Short exercise -
Return all entries word for word, but drop any images.

******

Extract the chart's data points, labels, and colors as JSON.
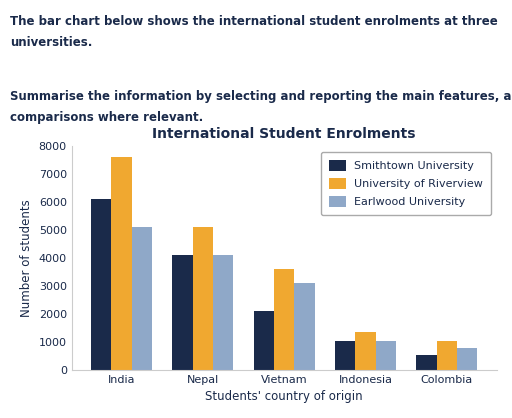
{
  "title": "International Student Enrolments",
  "xlabel": "Students' country of origin",
  "ylabel": "Number of students",
  "categories": [
    "India",
    "Nepal",
    "Vietnam",
    "Indonesia",
    "Colombia"
  ],
  "series": [
    {
      "name": "Smithtown University",
      "color": "#1a2a4a",
      "values": [
        6100,
        4100,
        2100,
        1050,
        550
      ]
    },
    {
      "name": "University of Riverview",
      "color": "#f0a830",
      "values": [
        7600,
        5100,
        3600,
        1350,
        1050
      ]
    },
    {
      "name": "Earlwood University",
      "color": "#8fa8c8",
      "values": [
        5100,
        4100,
        3100,
        1050,
        800
      ]
    }
  ],
  "ylim": [
    0,
    8000
  ],
  "yticks": [
    0,
    1000,
    2000,
    3000,
    4000,
    5000,
    6000,
    7000,
    8000
  ],
  "bar_width": 0.25,
  "background_color": "#ffffff",
  "title_fontsize": 10,
  "axis_label_fontsize": 8.5,
  "tick_fontsize": 8,
  "legend_fontsize": 8,
  "header_color": "#1a2a4a",
  "header_fontsize": 8.5,
  "header_lines": [
    "The bar chart below shows the international student enrolments at three",
    "universities.",
    "",
    "Summarise the information by selecting and reporting the main features, and make",
    "comparisons where relevant."
  ]
}
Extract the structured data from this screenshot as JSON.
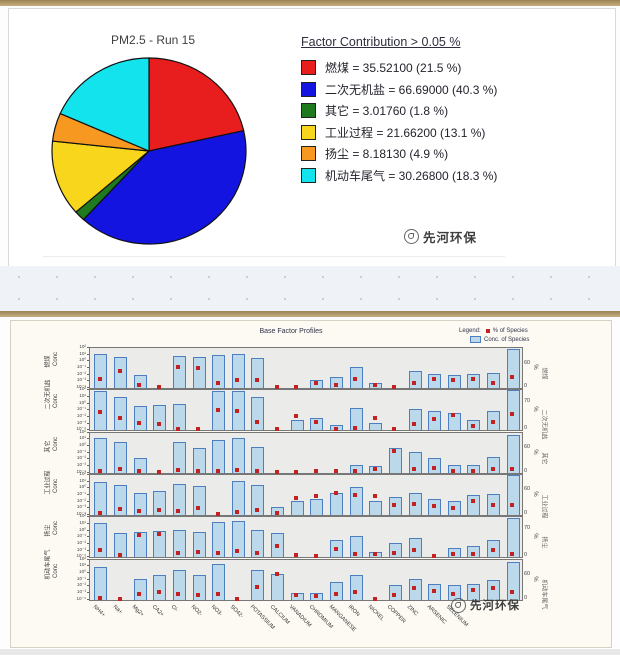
{
  "top_panel": {
    "title": "PM2.5 - Run 15",
    "legend_title": "Factor Contribution > 0.05 %",
    "watermark": "先河环保"
  },
  "bottom_panel": {
    "title": "Base Factor Profiles",
    "legend_label": "Legend:",
    "legend_item_pct": "% of Species",
    "legend_item_conc": "Conc. of Species",
    "conc_axis_label": "Conc",
    "pct_axis_label": "%",
    "watermark": "先河环保"
  },
  "chart_data": [
    {
      "type": "pie",
      "title": "PM2.5 - Run 15",
      "legend_title": "Factor Contribution > 0.05 %",
      "start_angle": "top, clockwise",
      "slices": [
        {
          "label": "燃煤",
          "value": "35.52100",
          "pct": "21.5",
          "color": "#e81e1e"
        },
        {
          "label": "二次无机盐",
          "value": "66.69000",
          "pct": "40.3",
          "color": "#1414e0"
        },
        {
          "label": "其它",
          "value": "3.01760",
          "pct": "1.8",
          "color": "#1f7a1f"
        },
        {
          "label": "工业过程",
          "value": "21.66200",
          "pct": "13.1",
          "color": "#f8d61b"
        },
        {
          "label": "扬尘",
          "value": "8.18130",
          "pct": "4.9",
          "color": "#f79820"
        },
        {
          "label": "机动车尾气",
          "value": "30.26800",
          "pct": "18.3",
          "color": "#12e3ec"
        }
      ]
    },
    {
      "type": "bar",
      "title": "Base Factor Profiles",
      "legend": [
        "% of Species",
        "Conc. of Species"
      ],
      "y_left_scale": "log10, 1e-4 to 1e2",
      "y_left_ticks": [
        "10²",
        "10¹",
        "10⁰",
        "10⁻¹",
        "10⁻²",
        "10⁻³",
        "10⁻⁴"
      ],
      "y_right_max": 100,
      "categories": [
        "NH4+",
        "Na+",
        "Mg2+",
        "CA2+",
        "Cl-",
        "NO2-",
        "NO3-",
        "SO42-",
        "POTASSIUM",
        "CALCIUM",
        "VANADIUM",
        "CHROMIUM",
        "MANGANESE",
        "IRON",
        "NICKEL",
        "COPPER",
        "ZINC",
        "ARSENIC",
        "SELENIUM",
        "",
        "",
        ""
      ],
      "rows": [
        {
          "factor": "燃煤",
          "pmax_label": "60",
          "conc": [
            8,
            3,
            0.006,
            0,
            5,
            3,
            6,
            10,
            2,
            0,
            0,
            0.001,
            0.003,
            0.1,
            0.0004,
            0,
            0.03,
            0.01,
            0.006,
            0.01,
            0.015,
            60
          ],
          "pct": [
            22,
            42,
            8,
            2,
            52,
            50,
            12,
            20,
            20,
            2,
            3,
            12,
            8,
            22,
            8,
            3,
            12,
            22,
            20,
            22,
            12,
            28
          ]
        },
        {
          "factor": "二次无机盐",
          "pmax_label": "70",
          "conc": [
            50,
            6,
            0.3,
            0.5,
            0.6,
            0,
            60,
            60,
            6,
            0,
            0.003,
            0.005,
            0.0005,
            0.15,
            0.001,
            0,
            0.1,
            0.06,
            0.03,
            0.003,
            0.05,
            80
          ],
          "pct": [
            45,
            30,
            18,
            15,
            3,
            2,
            50,
            48,
            20,
            2,
            35,
            22,
            4,
            6,
            32,
            2,
            15,
            28,
            38,
            10,
            20,
            40
          ]
        },
        {
          "factor": "其它",
          "pmax_label": "60",
          "conc": [
            10,
            3,
            0.01,
            0,
            3,
            0.3,
            6,
            10,
            0.5,
            0,
            0,
            0,
            0,
            0.001,
            0.0008,
            0.3,
            0.1,
            0.01,
            0.001,
            0.001,
            0.015,
            30
          ],
          "pct": [
            4,
            8,
            3,
            2,
            6,
            5,
            5,
            6,
            5,
            2,
            2,
            3,
            3,
            4,
            8,
            55,
            10,
            12,
            5,
            4,
            10,
            8
          ]
        },
        {
          "factor": "工业过程",
          "pmax_label": "60",
          "conc": [
            6,
            2,
            0.15,
            0.3,
            3,
            1.5,
            0,
            8,
            2,
            0.001,
            0.01,
            0.015,
            0.15,
            1,
            0.01,
            0.03,
            0.15,
            0.015,
            0.01,
            0.06,
            0.1,
            60
          ],
          "pct": [
            5,
            15,
            10,
            12,
            10,
            18,
            3,
            8,
            12,
            5,
            42,
            48,
            55,
            50,
            48,
            25,
            28,
            22,
            18,
            35,
            25,
            25
          ]
        },
        {
          "factor": "扬尘",
          "pmax_label": "70",
          "conc": [
            10,
            0.3,
            0.5,
            0.6,
            1,
            0.5,
            15,
            20,
            1,
            0.3,
            0,
            0,
            0.03,
            0.1,
            0.0005,
            0.01,
            0.06,
            0,
            0.0015,
            0.003,
            0.03,
            60
          ],
          "pct": [
            18,
            5,
            55,
            58,
            10,
            12,
            10,
            15,
            10,
            28,
            5,
            2,
            20,
            8,
            8,
            10,
            18,
            3,
            8,
            8,
            18,
            8
          ]
        },
        {
          "factor": "机动车尾气",
          "pmax_label": "60",
          "conc": [
            6,
            0,
            0.1,
            0.3,
            2,
            0.3,
            15,
            0,
            2,
            0.5,
            0.0008,
            0.0008,
            0.03,
            0.3,
            0,
            0.01,
            0.1,
            0.015,
            0.01,
            0.015,
            0.06,
            30
          ],
          "pct": [
            3,
            2,
            15,
            20,
            15,
            12,
            15,
            2,
            32,
            65,
            12,
            10,
            15,
            18,
            2,
            12,
            28,
            22,
            15,
            25,
            30,
            20
          ]
        }
      ]
    }
  ]
}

******

Written answer -
Extract the chart's data points, labels, and colors as JSON.
{
  "title": "International Student Enrolments",
  "xlabel": "Students' country of origin",
  "ylabel": "Number of students",
  "categories": [
    "India",
    "Nepal",
    "Vietnam",
    "Indonesia",
    "Colombia"
  ],
  "series": [
    {
      "name": "Smithtown University",
      "color": "#1a2a4a",
      "values": [
        6100,
        4100,
        2100,
        1050,
        550
      ]
    },
    {
      "name": "University of Riverview",
      "color": "#f0a830",
      "values": [
        7600,
        5100,
        3600,
        1350,
        1050
      ]
    },
    {
      "name": "Earlwood University",
      "color": "#8fa8c8",
      "values": [
        5100,
        4100,
        3100,
        1050,
        800
      ]
    }
  ],
  "ylim": [
    0,
    8000
  ],
  "yticks": [
    0,
    1000,
    2000,
    3000,
    4000,
    5000,
    6000,
    7000,
    8000
  ],
  "bar_width": 0.25,
  "background_color": "#ffffff",
  "title_fontsize": 10,
  "axis_label_fontsize": 8.5,
  "tick_fontsize": 8,
  "legend_fontsize": 8,
  "header_color": "#1a2a4a",
  "header_fontsize": 8.5,
  "header_lines": [
    "The bar chart below shows the international student enrolments at three",
    "universities.",
    "",
    "Summarise the information by selecting and reporting the main features, and make",
    "comparisons where relevant."
  ]
}
Extract the structured data from this screenshot as JSON.
{
  "top_panel": {
    "title": "PM2.5 - Run 15",
    "legend_title": "Factor Contribution > 0.05 %",
    "watermark": "先河环保"
  },
  "bottom_panel": {
    "title": "Base Factor Profiles",
    "legend_label": "Legend:",
    "legend_item_pct": "% of Species",
    "legend_item_conc": "Conc. of Species",
    "conc_axis_label": "Conc",
    "pct_axis_label": "%",
    "watermark": "先河环保"
  },
  "chart_data": [
    {
      "type": "pie",
      "title": "PM2.5 - Run 15",
      "legend_title": "Factor Contribution > 0.05 %",
      "start_angle": "top, clockwise",
      "slices": [
        {
          "label": "燃煤",
          "value": "35.52100",
          "pct": "21.5",
          "color": "#e81e1e"
        },
        {
          "label": "二次无机盐",
          "value": "66.69000",
          "pct": "40.3",
          "color": "#1414e0"
        },
        {
          "label": "其它",
          "value": "3.01760",
          "pct": "1.8",
          "color": "#1f7a1f"
        },
        {
          "label": "工业过程",
          "value": "21.66200",
          "pct": "13.1",
          "color": "#f8d61b"
        },
        {
          "label": "扬尘",
          "value": "8.18130",
          "pct": "4.9",
          "color": "#f79820"
        },
        {
          "label": "机动车尾气",
          "value": "30.26800",
          "pct": "18.3",
          "color": "#12e3ec"
        }
      ]
    },
    {
      "type": "bar",
      "title": "Base Factor Profiles",
      "legend": [
        "% of Species",
        "Conc. of Species"
      ],
      "y_left_scale": "log10, 1e-4 to 1e2",
      "y_left_ticks": [
        "10²",
        "10¹",
        "10⁰",
        "10⁻¹",
        "10⁻²",
        "10⁻³",
        "10⁻⁴"
      ],
      "y_right_max": 100,
      "categories": [
        "NH4+",
        "Na+",
        "Mg2+",
        "CA2+",
        "Cl-",
        "NO2-",
        "NO3-",
        "SO42-",
        "POTASSIUM",
        "CALCIUM",
        "VANADIUM",
        "CHROMIUM",
        "MANGANESE",
        "IRON",
        "NICKEL",
        "COPPER",
        "ZINC",
        "ARSENIC",
        "SELENIUM",
        "",
        "",
        ""
      ],
      "rows": [
        {
          "factor": "燃煤",
          "pmax_label": "60",
          "conc": [
            8,
            3,
            0.006,
            0,
            5,
            3,
            6,
            10,
            2,
            0,
            0,
            0.001,
            0.003,
            0.1,
            0.0004,
            0,
            0.03,
            0.01,
            0.006,
            0.01,
            0.015,
            60
          ],
          "pct": [
            22,
            42,
            8,
            2,
            52,
            50,
            12,
            20,
            20,
            2,
            3,
            12,
            8,
            22,
            8,
            3,
            12,
            22,
            20,
            22,
            12,
            28
          ]
        },
        {
          "factor": "二次无机盐",
          "pmax_label": "70",
          "conc": [
            50,
            6,
            0.3,
            0.5,
            0.6,
            0,
            60,
            60,
            6,
            0,
            0.003,
            0.005,
            0.0005,
            0.15,
            0.001,
            0,
            0.1,
            0.06,
            0.03,
            0.003,
            0.05,
            80
          ],
          "pct": [
            45,
            30,
            18,
            15,
            3,
            2,
            50,
            48,
            20,
            2,
            35,
            22,
            4,
            6,
            32,
            2,
            15,
            28,
            38,
            10,
            20,
            40
          ]
        },
        {
          "factor": "其它",
          "pmax_label": "60",
          "conc": [
            10,
            3,
            0.01,
            0,
            3,
            0.3,
            6,
            10,
            0.5,
            0,
            0,
            0,
            0,
            0.001,
            0.0008,
            0.3,
            0.1,
            0.01,
            0.001,
            0.001,
            0.015,
            30
          ],
          "pct": [
            4,
            8,
            3,
            2,
            6,
            5,
            5,
            6,
            5,
            2,
            2,
            3,
            3,
            4,
            8,
            55,
            10,
            12,
            5,
            4,
            10,
            8
          ]
        },
        {
          "factor": "工业过程",
          "pmax_label": "60",
          "conc": [
            6,
            2,
            0.15,
            0.3,
            3,
            1.5,
            0,
            8,
            2,
            0.001,
            0.01,
            0.015,
            0.15,
            1,
            0.01,
            0.03,
            0.15,
            0.015,
            0.01,
            0.06,
            0.1,
            60
          ],
          "pct": [
            5,
            15,
            10,
            12,
            10,
            18,
            3,
            8,
            12,
            5,
            42,
            48,
            55,
            50,
            48,
            25,
            28,
            22,
            18,
            35,
            25,
            25
          ]
        },
        {
          "factor": "扬尘",
          "pmax_label": "70",
          "conc": [
            10,
            0.3,
            0.5,
            0.6,
            1,
            0.5,
            15,
            20,
            1,
            0.3,
            0,
            0,
            0.03,
            0.1,
            0.0005,
            0.01,
            0.06,
            0,
            0.0015,
            0.003,
            0.03,
            60
          ],
          "pct": [
            18,
            5,
            55,
            58,
            10,
            12,
            10,
            15,
            10,
            28,
            5,
            2,
            20,
            8,
            8,
            10,
            18,
            3,
            8,
            8,
            18,
            8
          ]
        },
        {
          "factor": "机动车尾气",
          "pmax_label": "60",
          "conc": [
            6,
            0,
            0.1,
            0.3,
            2,
            0.3,
            15,
            0,
            2,
            0.5,
            0.0008,
            0.0008,
            0.03,
            0.3,
            0,
            0.01,
            0.1,
            0.015,
            0.01,
            0.015,
            0.06,
            30
          ],
          "pct": [
            3,
            2,
            15,
            20,
            15,
            12,
            15,
            2,
            32,
            65,
            12,
            10,
            15,
            18,
            2,
            12,
            28,
            22,
            15,
            25,
            30,
            20
          ]
        }
      ]
    }
  ]
}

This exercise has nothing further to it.